Challenge
Show every line where "screenshot" occurs.

[START]

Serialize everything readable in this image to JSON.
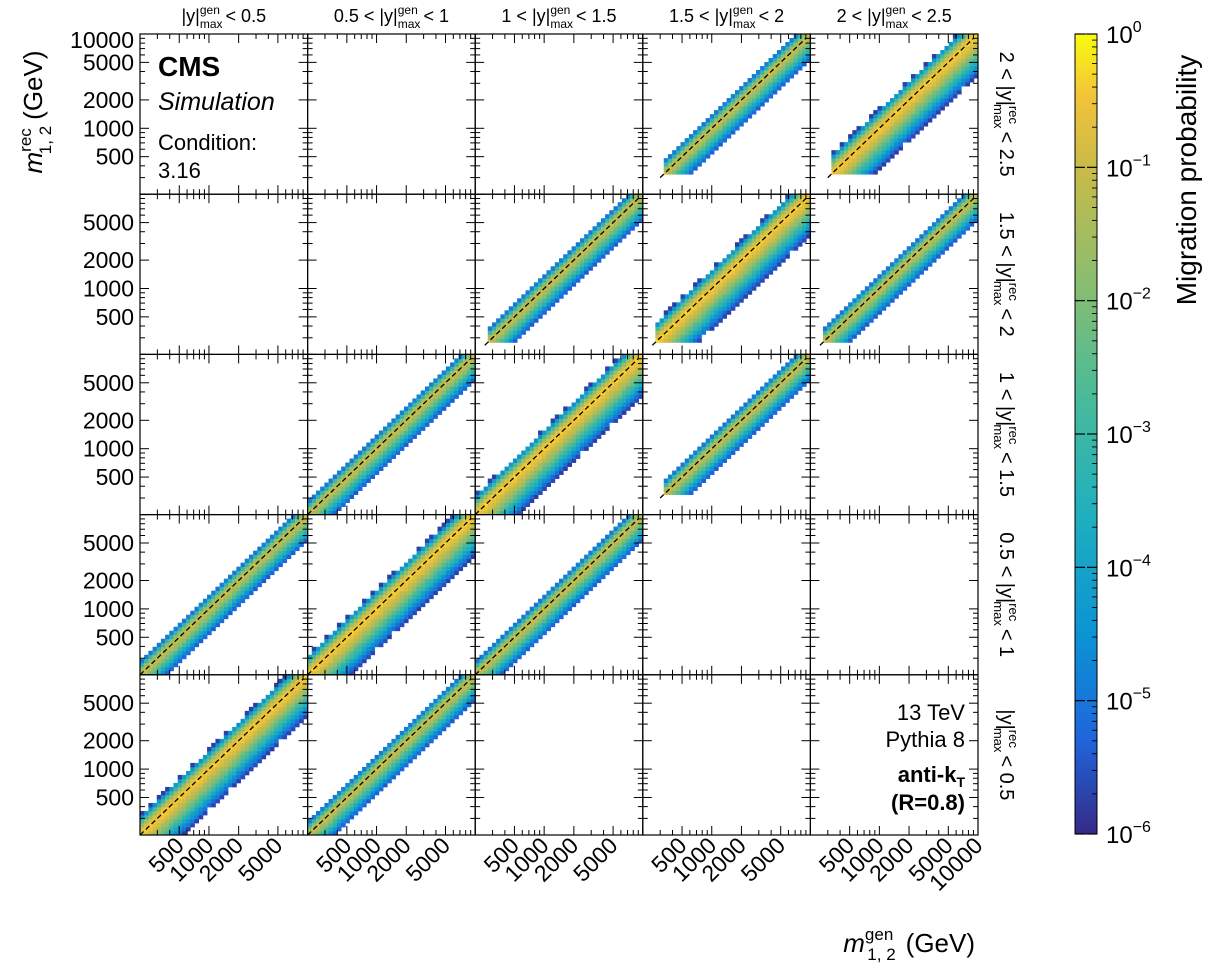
{
  "chart_data": {
    "type": "heatmap",
    "layout": "5x5 grid of migration matrices",
    "z_label": "Migration probability",
    "z_scale": "log",
    "z_range": [
      1e-06,
      1
    ],
    "z_ticks": [
      {
        "base": "10",
        "exp": "0"
      },
      {
        "base": "10",
        "exp": "−1"
      },
      {
        "base": "10",
        "exp": "−2"
      },
      {
        "base": "10",
        "exp": "−3"
      },
      {
        "base": "10",
        "exp": "−4"
      },
      {
        "base": "10",
        "exp": "−5"
      },
      {
        "base": "10",
        "exp": "−6"
      }
    ],
    "colormap": [
      "#352a87",
      "#1f66dd",
      "#0b94d3",
      "#20afbf",
      "#4abb98",
      "#8fbd6d",
      "#c7bb49",
      "#f2c23a",
      "#f9fb0e"
    ],
    "x_axis": {
      "label_main": "m",
      "label_sup": "gen",
      "label_sub": "1, 2",
      "label_unit": "(GeV)",
      "scale": "log",
      "tick_labels": [
        "500",
        "1000",
        "2000",
        "5000"
      ],
      "last_column_extra_tick": "10000"
    },
    "y_axis": {
      "label_main": "m",
      "label_sup": "rec",
      "label_sub": "1, 2",
      "label_unit": "(GeV)",
      "scale": "log",
      "tick_labels_top_row": [
        "10000",
        "5000",
        "2000",
        "1000",
        "500"
      ],
      "tick_labels_other_rows": [
        "5000",
        "2000",
        "1000",
        "500"
      ]
    },
    "column_headers": [
      {
        "pre": "",
        "post": "< 0.5"
      },
      {
        "pre": "0.5 <",
        "post": "< 1"
      },
      {
        "pre": "1 <",
        "post": "< 1.5"
      },
      {
        "pre": "1.5 <",
        "post": "< 2"
      },
      {
        "pre": "2 <",
        "post": "< 2.5"
      }
    ],
    "row_headers": [
      {
        "pre": "2 <",
        "post": "< 2.5"
      },
      {
        "pre": "1.5 <",
        "post": "< 2"
      },
      {
        "pre": "1 <",
        "post": "< 1.5"
      },
      {
        "pre": "0.5 <",
        "post": "< 1"
      },
      {
        "pre": "",
        "post": "< 0.5"
      }
    ],
    "header_var": {
      "main": "|y|",
      "sub": "max",
      "sup_gen": "gen",
      "sup_rec": "rec"
    },
    "diagonal": "dashed line y = x",
    "panels": [
      {
        "row": 0,
        "col": 3,
        "populated": true,
        "start_mass": 300,
        "strength": "weak"
      },
      {
        "row": 0,
        "col": 4,
        "populated": true,
        "start_mass": 300,
        "strength": "strong"
      },
      {
        "row": 1,
        "col": 2,
        "populated": true,
        "start_mass": 250,
        "strength": "weak"
      },
      {
        "row": 1,
        "col": 3,
        "populated": true,
        "start_mass": 250,
        "strength": "strong"
      },
      {
        "row": 1,
        "col": 4,
        "populated": true,
        "start_mass": 250,
        "strength": "weak"
      },
      {
        "row": 2,
        "col": 1,
        "populated": true,
        "start_mass": 200,
        "strength": "weak"
      },
      {
        "row": 2,
        "col": 2,
        "populated": true,
        "start_mass": 200,
        "strength": "strong"
      },
      {
        "row": 2,
        "col": 3,
        "populated": true,
        "start_mass": 300,
        "strength": "weak"
      },
      {
        "row": 3,
        "col": 0,
        "populated": true,
        "start_mass": 200,
        "strength": "weak"
      },
      {
        "row": 3,
        "col": 1,
        "populated": true,
        "start_mass": 200,
        "strength": "strong"
      },
      {
        "row": 3,
        "col": 2,
        "populated": true,
        "start_mass": 200,
        "strength": "weak"
      },
      {
        "row": 4,
        "col": 0,
        "populated": true,
        "start_mass": 200,
        "strength": "strong"
      },
      {
        "row": 4,
        "col": 1,
        "populated": true,
        "start_mass": 200,
        "strength": "weak"
      }
    ]
  },
  "labels": {
    "cms": "CMS",
    "simulation": "Simulation",
    "condition_label": "Condition:",
    "condition_value": "3.16",
    "energy": "13 TeV",
    "generator": "Pythia 8",
    "algo_main": "anti-k",
    "algo_sub": "T",
    "radius": "(R=0.8)"
  }
}
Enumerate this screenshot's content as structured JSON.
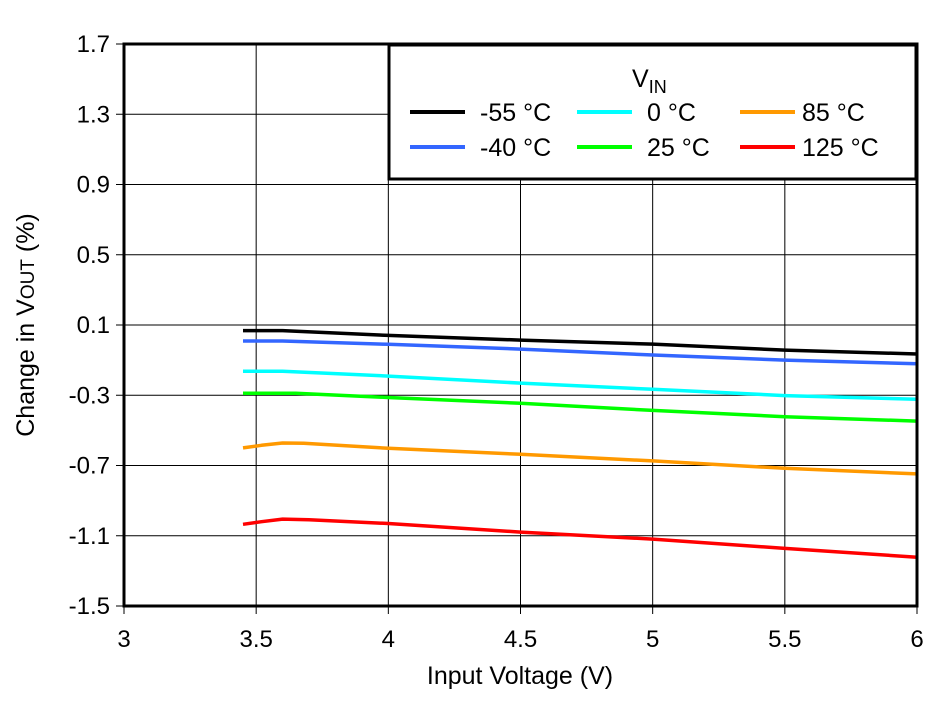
{
  "chart_data": {
    "type": "line",
    "title": "",
    "xlabel": "Input Voltage (V)",
    "ylabel_main": "Change in V",
    "ylabel_sub": "OUT",
    "ylabel_tail": " (%)",
    "xlim": [
      3,
      6
    ],
    "ylim": [
      -1.5,
      1.7
    ],
    "xticks": [
      "3",
      "3.5",
      "4",
      "4.5",
      "5",
      "5.5",
      "6"
    ],
    "yticks": [
      "1.7",
      "1.3",
      "0.9",
      "0.5",
      "0.1",
      "-0.3",
      "-0.7",
      "-1.1",
      "-1.5"
    ],
    "grid": true,
    "legend": {
      "placement": "top-right",
      "title_main": "V",
      "title_sub": "IN"
    },
    "series": [
      {
        "name": "-55 °C",
        "color": "#000000",
        "x": [
          3.45,
          3.6,
          4,
          4.5,
          5,
          5.5,
          6
        ],
        "y": [
          0.068,
          0.068,
          0.041,
          0.014,
          -0.009,
          -0.043,
          -0.065
        ]
      },
      {
        "name": "-40 °C",
        "color": "#3366ff",
        "x": [
          3.45,
          3.6,
          4,
          4.5,
          5,
          5.5,
          6
        ],
        "y": [
          0.009,
          0.009,
          -0.01,
          -0.037,
          -0.071,
          -0.1,
          -0.121
        ]
      },
      {
        "name": "0 °C",
        "color": "#00ffff",
        "x": [
          3.45,
          3.6,
          4,
          4.5,
          5,
          5.5,
          6
        ],
        "y": [
          -0.163,
          -0.163,
          -0.191,
          -0.231,
          -0.266,
          -0.302,
          -0.323
        ]
      },
      {
        "name": "25 °C",
        "color": "#00ff00",
        "x": [
          3.45,
          3.65,
          4,
          4.5,
          5,
          5.5,
          6
        ],
        "y": [
          -0.289,
          -0.289,
          -0.313,
          -0.346,
          -0.386,
          -0.422,
          -0.447
        ]
      },
      {
        "name": "85 °C",
        "color": "#ff9900",
        "x": [
          3.45,
          3.52,
          3.6,
          3.68,
          4,
          4.5,
          5,
          5.5,
          6
        ],
        "y": [
          -0.6,
          -0.585,
          -0.572,
          -0.573,
          -0.602,
          -0.636,
          -0.674,
          -0.716,
          -0.748
        ]
      },
      {
        "name": "125 °C",
        "color": "#ff0000",
        "x": [
          3.45,
          3.52,
          3.6,
          3.7,
          4,
          4.5,
          5,
          5.5,
          6
        ],
        "y": [
          -1.035,
          -1.02,
          -1.005,
          -1.009,
          -1.03,
          -1.079,
          -1.119,
          -1.172,
          -1.222
        ]
      }
    ]
  }
}
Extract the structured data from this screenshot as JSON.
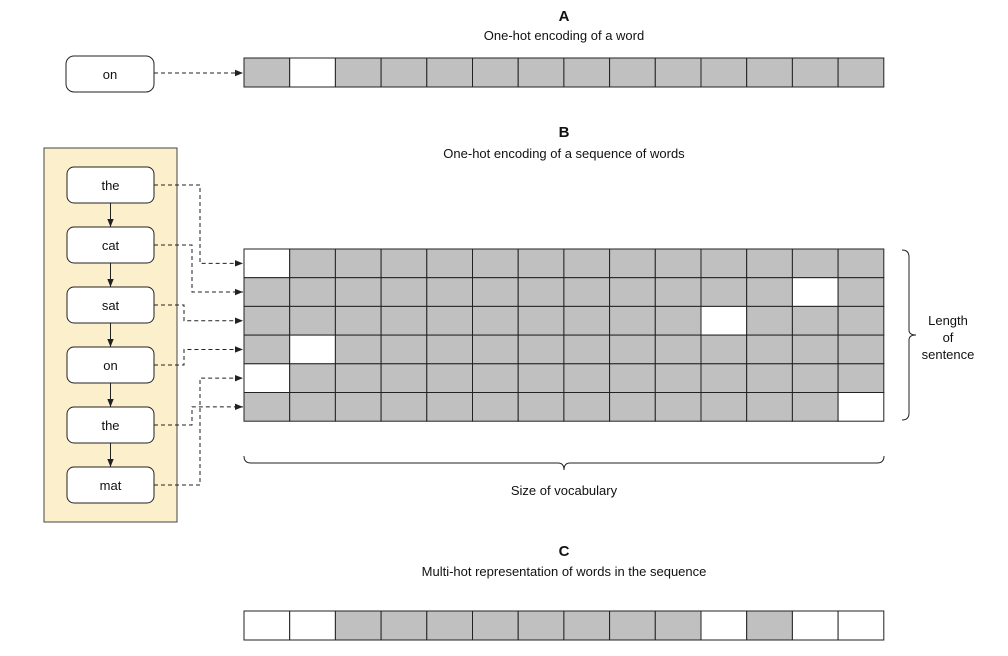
{
  "colors": {
    "hot": "#ffffff",
    "cold": "#c0c0c0",
    "panel": "#fcefcc",
    "panel_border": "#444444"
  },
  "section_a": {
    "letter": "A",
    "title": "One-hot encoding of a word",
    "word": "on",
    "vector": [
      0,
      1,
      0,
      0,
      0,
      0,
      0,
      0,
      0,
      0,
      0,
      0,
      0,
      0
    ]
  },
  "section_b": {
    "letter": "B",
    "title": "One-hot encoding of a sequence of words",
    "words": [
      "the",
      "cat",
      "sat",
      "on",
      "the",
      "mat"
    ],
    "matrix": [
      [
        1,
        0,
        0,
        0,
        0,
        0,
        0,
        0,
        0,
        0,
        0,
        0,
        0,
        0
      ],
      [
        0,
        0,
        0,
        0,
        0,
        0,
        0,
        0,
        0,
        0,
        0,
        0,
        1,
        0
      ],
      [
        0,
        0,
        0,
        0,
        0,
        0,
        0,
        0,
        0,
        0,
        1,
        0,
        0,
        0
      ],
      [
        0,
        1,
        0,
        0,
        0,
        0,
        0,
        0,
        0,
        0,
        0,
        0,
        0,
        0
      ],
      [
        1,
        0,
        0,
        0,
        0,
        0,
        0,
        0,
        0,
        0,
        0,
        0,
        0,
        0
      ],
      [
        0,
        0,
        0,
        0,
        0,
        0,
        0,
        0,
        0,
        0,
        0,
        0,
        0,
        1
      ]
    ],
    "arrow_targets": [
      0,
      1,
      2,
      3,
      5,
      4
    ],
    "length_label": [
      "Length",
      "of",
      "sentence"
    ],
    "vocab_label": "Size of vocabulary"
  },
  "section_c": {
    "letter": "C",
    "title": "Multi-hot representation of words in the sequence",
    "vector": [
      1,
      1,
      0,
      0,
      0,
      0,
      0,
      0,
      0,
      0,
      1,
      0,
      1,
      1
    ]
  }
}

[END]

Output of the task
Enumerate this screenshot's content as structured JSON.
Extract the structured data from this screenshot as JSON.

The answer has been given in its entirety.